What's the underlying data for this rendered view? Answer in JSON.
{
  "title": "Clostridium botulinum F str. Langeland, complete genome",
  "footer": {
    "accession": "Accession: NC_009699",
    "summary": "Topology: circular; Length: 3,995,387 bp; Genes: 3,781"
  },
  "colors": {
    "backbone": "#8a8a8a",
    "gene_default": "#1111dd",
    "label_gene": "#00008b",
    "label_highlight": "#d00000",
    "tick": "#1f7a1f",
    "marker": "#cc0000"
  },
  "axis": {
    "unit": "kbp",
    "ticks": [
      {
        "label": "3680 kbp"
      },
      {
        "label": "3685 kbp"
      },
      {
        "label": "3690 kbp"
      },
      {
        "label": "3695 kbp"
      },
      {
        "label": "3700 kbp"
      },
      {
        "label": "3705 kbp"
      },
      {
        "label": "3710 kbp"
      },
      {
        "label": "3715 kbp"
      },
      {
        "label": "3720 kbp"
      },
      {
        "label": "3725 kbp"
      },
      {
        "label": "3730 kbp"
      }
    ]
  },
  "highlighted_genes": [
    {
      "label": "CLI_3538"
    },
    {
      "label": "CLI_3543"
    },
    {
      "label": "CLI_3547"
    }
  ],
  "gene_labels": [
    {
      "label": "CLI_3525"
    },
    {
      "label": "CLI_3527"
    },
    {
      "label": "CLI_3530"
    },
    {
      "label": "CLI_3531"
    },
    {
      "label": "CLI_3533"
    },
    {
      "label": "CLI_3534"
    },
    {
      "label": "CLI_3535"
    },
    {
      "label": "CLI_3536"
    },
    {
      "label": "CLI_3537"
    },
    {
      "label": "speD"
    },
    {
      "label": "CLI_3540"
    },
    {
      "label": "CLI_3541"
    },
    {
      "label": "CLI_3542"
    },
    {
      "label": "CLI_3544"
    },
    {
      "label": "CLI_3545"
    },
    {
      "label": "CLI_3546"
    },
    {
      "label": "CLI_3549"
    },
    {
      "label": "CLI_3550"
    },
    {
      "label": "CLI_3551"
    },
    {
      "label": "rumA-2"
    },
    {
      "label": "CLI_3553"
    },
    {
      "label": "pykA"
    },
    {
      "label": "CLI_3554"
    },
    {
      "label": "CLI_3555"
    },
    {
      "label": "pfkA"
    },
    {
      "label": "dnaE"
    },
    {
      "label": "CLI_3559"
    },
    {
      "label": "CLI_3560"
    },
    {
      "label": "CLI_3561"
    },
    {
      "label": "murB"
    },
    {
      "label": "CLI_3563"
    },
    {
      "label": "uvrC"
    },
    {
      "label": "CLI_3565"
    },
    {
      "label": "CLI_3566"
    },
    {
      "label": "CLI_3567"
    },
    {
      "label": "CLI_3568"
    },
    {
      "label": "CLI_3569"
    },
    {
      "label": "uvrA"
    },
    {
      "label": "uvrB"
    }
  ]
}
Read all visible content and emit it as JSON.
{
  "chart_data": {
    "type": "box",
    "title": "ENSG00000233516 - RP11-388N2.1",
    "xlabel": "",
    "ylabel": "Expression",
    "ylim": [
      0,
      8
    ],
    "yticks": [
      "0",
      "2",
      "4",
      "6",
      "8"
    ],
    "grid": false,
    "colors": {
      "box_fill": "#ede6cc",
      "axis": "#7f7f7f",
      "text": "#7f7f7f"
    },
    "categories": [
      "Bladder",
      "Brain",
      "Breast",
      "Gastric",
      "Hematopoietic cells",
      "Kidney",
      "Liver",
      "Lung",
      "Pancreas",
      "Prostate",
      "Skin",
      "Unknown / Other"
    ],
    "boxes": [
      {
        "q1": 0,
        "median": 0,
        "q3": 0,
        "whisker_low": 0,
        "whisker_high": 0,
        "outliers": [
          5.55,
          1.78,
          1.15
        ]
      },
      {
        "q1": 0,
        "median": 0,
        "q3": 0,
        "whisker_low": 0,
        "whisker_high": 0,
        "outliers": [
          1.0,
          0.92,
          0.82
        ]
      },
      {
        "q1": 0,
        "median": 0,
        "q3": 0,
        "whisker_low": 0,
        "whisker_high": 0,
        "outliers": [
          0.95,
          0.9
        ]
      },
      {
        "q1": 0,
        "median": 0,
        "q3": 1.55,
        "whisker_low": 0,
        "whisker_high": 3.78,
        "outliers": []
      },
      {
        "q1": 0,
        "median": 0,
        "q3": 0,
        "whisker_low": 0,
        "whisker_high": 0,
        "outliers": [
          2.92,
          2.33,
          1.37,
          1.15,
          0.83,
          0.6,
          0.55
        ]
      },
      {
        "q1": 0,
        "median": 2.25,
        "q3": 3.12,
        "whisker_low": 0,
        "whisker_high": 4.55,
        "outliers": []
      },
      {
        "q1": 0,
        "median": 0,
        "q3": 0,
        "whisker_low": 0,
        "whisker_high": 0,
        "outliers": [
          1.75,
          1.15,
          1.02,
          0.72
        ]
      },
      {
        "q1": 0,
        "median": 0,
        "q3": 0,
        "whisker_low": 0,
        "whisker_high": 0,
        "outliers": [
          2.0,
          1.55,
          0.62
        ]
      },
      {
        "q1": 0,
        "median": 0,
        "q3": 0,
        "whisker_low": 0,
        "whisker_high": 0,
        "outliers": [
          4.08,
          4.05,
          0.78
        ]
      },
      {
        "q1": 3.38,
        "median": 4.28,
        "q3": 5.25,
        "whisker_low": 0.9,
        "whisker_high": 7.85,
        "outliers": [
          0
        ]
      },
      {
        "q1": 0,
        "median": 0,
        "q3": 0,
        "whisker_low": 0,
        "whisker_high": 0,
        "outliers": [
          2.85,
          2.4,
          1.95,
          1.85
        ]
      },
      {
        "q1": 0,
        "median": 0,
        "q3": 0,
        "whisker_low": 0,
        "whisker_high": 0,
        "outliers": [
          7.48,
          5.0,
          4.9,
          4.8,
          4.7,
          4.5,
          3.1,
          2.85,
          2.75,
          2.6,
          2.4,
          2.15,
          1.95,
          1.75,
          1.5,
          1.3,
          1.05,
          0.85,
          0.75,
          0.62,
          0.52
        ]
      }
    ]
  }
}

■ ■ ■ ■

### [Exercise objective]
Send back the complete listing, identical to the original in every line.

### [Exercise answer]
What's the underlying data for this rendered view? Answer in JSON.
{
  "title": "Clostridium botulinum F str. Langeland, complete genome",
  "footer": {
    "accession": "Accession: NC_009699",
    "summary": "Topology: circular; Length: 3,995,387 bp; Genes: 3,781"
  },
  "colors": {
    "backbone": "#8a8a8a",
    "gene_default": "#1111dd",
    "label_gene": "#00008b",
    "label_highlight": "#d00000",
    "tick": "#1f7a1f",
    "marker": "#cc0000"
  },
  "axis": {
    "unit": "kbp",
    "ticks": [
      {
        "label": "3680 kbp"
      },
      {
        "label": "3685 kbp"
      },
      {
        "label": "3690 kbp"
      },
      {
        "label": "3695 kbp"
      },
      {
        "label": "3700 kbp"
      },
      {
        "label": "3705 kbp"
      },
      {
        "label": "3710 kbp"
      },
      {
        "label": "3715 kbp"
      },
      {
        "label": "3720 kbp"
      },
      {
        "label": "3725 kbp"
      },
      {
        "label": "3730 kbp"
      }
    ]
  },
  "highlighted_genes": [
    {
      "label": "CLI_3538"
    },
    {
      "label": "CLI_3543"
    },
    {
      "label": "CLI_3547"
    }
  ],
  "gene_labels": [
    {
      "label": "CLI_3525"
    },
    {
      "label": "CLI_3527"
    },
    {
      "label": "CLI_3530"
    },
    {
      "label": "CLI_3531"
    },
    {
      "label": "CLI_3533"
    },
    {
      "label": "CLI_3534"
    },
    {
      "label": "CLI_3535"
    },
    {
      "label": "CLI_3536"
    },
    {
      "label": "CLI_3537"
    },
    {
      "label": "speD"
    },
    {
      "label": "CLI_3540"
    },
    {
      "label": "CLI_3541"
    },
    {
      "label": "CLI_3542"
    },
    {
      "label": "CLI_3544"
    },
    {
      "label": "CLI_3545"
    },
    {
      "label": "CLI_3546"
    },
    {
      "label": "CLI_3549"
    },
    {
      "label": "CLI_3550"
    },
    {
      "label": "CLI_3551"
    },
    {
      "label": "rumA-2"
    },
    {
      "label": "CLI_3553"
    },
    {
      "label": "pykA"
    },
    {
      "label": "CLI_3554"
    },
    {
      "label": "CLI_3555"
    },
    {
      "label": "pfkA"
    },
    {
      "label": "dnaE"
    },
    {
      "label": "CLI_3559"
    },
    {
      "label": "CLI_3560"
    },
    {
      "label": "CLI_3561"
    },
    {
      "label": "murB"
    },
    {
      "label": "CLI_3563"
    },
    {
      "label": "uvrC"
    },
    {
      "label": "CLI_3565"
    },
    {
      "label": "CLI_3566"
    },
    {
      "label": "CLI_3567"
    },
    {
      "label": "CLI_3568"
    },
    {
      "label": "CLI_3569"
    },
    {
      "label": "uvrA"
    },
    {
      "label": "uvrB"
    }
  ]
}
Read all visible content and emit it as JSON.
{
  "chart_data": {
    "type": "box",
    "title": "ENSG00000233516 - RP11-388N2.1",
    "xlabel": "",
    "ylabel": "Expression",
    "ylim": [
      0,
      8
    ],
    "yticks": [
      "0",
      "2",
      "4",
      "6",
      "8"
    ],
    "grid": false,
    "colors": {
      "box_fill": "#ede6cc",
      "axis": "#7f7f7f",
      "text": "#7f7f7f"
    },
    "categories": [
      "Bladder",
      "Brain",
      "Breast",
      "Gastric",
      "Hematopoietic cells",
      "Kidney",
      "Liver",
      "Lung",
      "Pancreas",
      "Prostate",
      "Skin",
      "Unknown / Other"
    ],
    "boxes": [
      {
        "q1": 0,
        "median": 0,
        "q3": 0,
        "whisker_low": 0,
        "whisker_high": 0,
        "outliers": [
          5.55,
          1.78,
          1.15
        ]
      },
      {
        "q1": 0,
        "median": 0,
        "q3": 0,
        "whisker_low": 0,
        "whisker_high": 0,
        "outliers": [
          1.0,
          0.92,
          0.82
        ]
      },
      {
        "q1": 0,
        "median": 0,
        "q3": 0,
        "whisker_low": 0,
        "whisker_high": 0,
        "outliers": [
          0.95,
          0.9
        ]
      },
      {
        "q1": 0,
        "median": 0,
        "q3": 1.55,
        "whisker_low": 0,
        "whisker_high": 3.78,
        "outliers": []
      },
      {
        "q1": 0,
        "median": 0,
        "q3": 0,
        "whisker_low": 0,
        "whisker_high": 0,
        "outliers": [
          2.92,
          2.33,
          1.37,
          1.15,
          0.83,
          0.6,
          0.55
        ]
      },
      {
        "q1": 0,
        "median": 2.25,
        "q3": 3.12,
        "whisker_low": 0,
        "whisker_high": 4.55,
        "outliers": []
      },
      {
        "q1": 0,
        "median": 0,
        "q3": 0,
        "whisker_low": 0,
        "whisker_high": 0,
        "outliers": [
          1.75,
          1.15,
          1.02,
          0.72
        ]
      },
      {
        "q1": 0,
        "median": 0,
        "q3": 0,
        "whisker_low": 0,
        "whisker_high": 0,
        "outliers": [
          2.0,
          1.55,
          0.62
        ]
      },
      {
        "q1": 0,
        "median": 0,
        "q3": 0,
        "whisker_low": 0,
        "whisker_high": 0,
        "outliers": [
          4.08,
          4.05,
          0.78
        ]
      },
      {
        "q1": 3.38,
        "median": 4.28,
        "q3": 5.25,
        "whisker_low": 0.9,
        "whisker_high": 7.85,
        "outliers": [
          0
        ]
      },
      {
        "q1": 0,
        "median": 0,
        "q3": 0,
        "whisker_low": 0,
        "whisker_high": 0,
        "outliers": [
          2.85,
          2.4,
          1.95,
          1.85
        ]
      },
      {
        "q1": 0,
        "median": 0,
        "q3": 0,
        "whisker_low": 0,
        "whisker_high": 0,
        "outliers": [
          7.48,
          5.0,
          4.9,
          4.8,
          4.7,
          4.5,
          3.1,
          2.85,
          2.75,
          2.6,
          2.4,
          2.15,
          1.95,
          1.75,
          1.5,
          1.3,
          1.05,
          0.85,
          0.75,
          0.62,
          0.52
        ]
      }
    ]
  }
}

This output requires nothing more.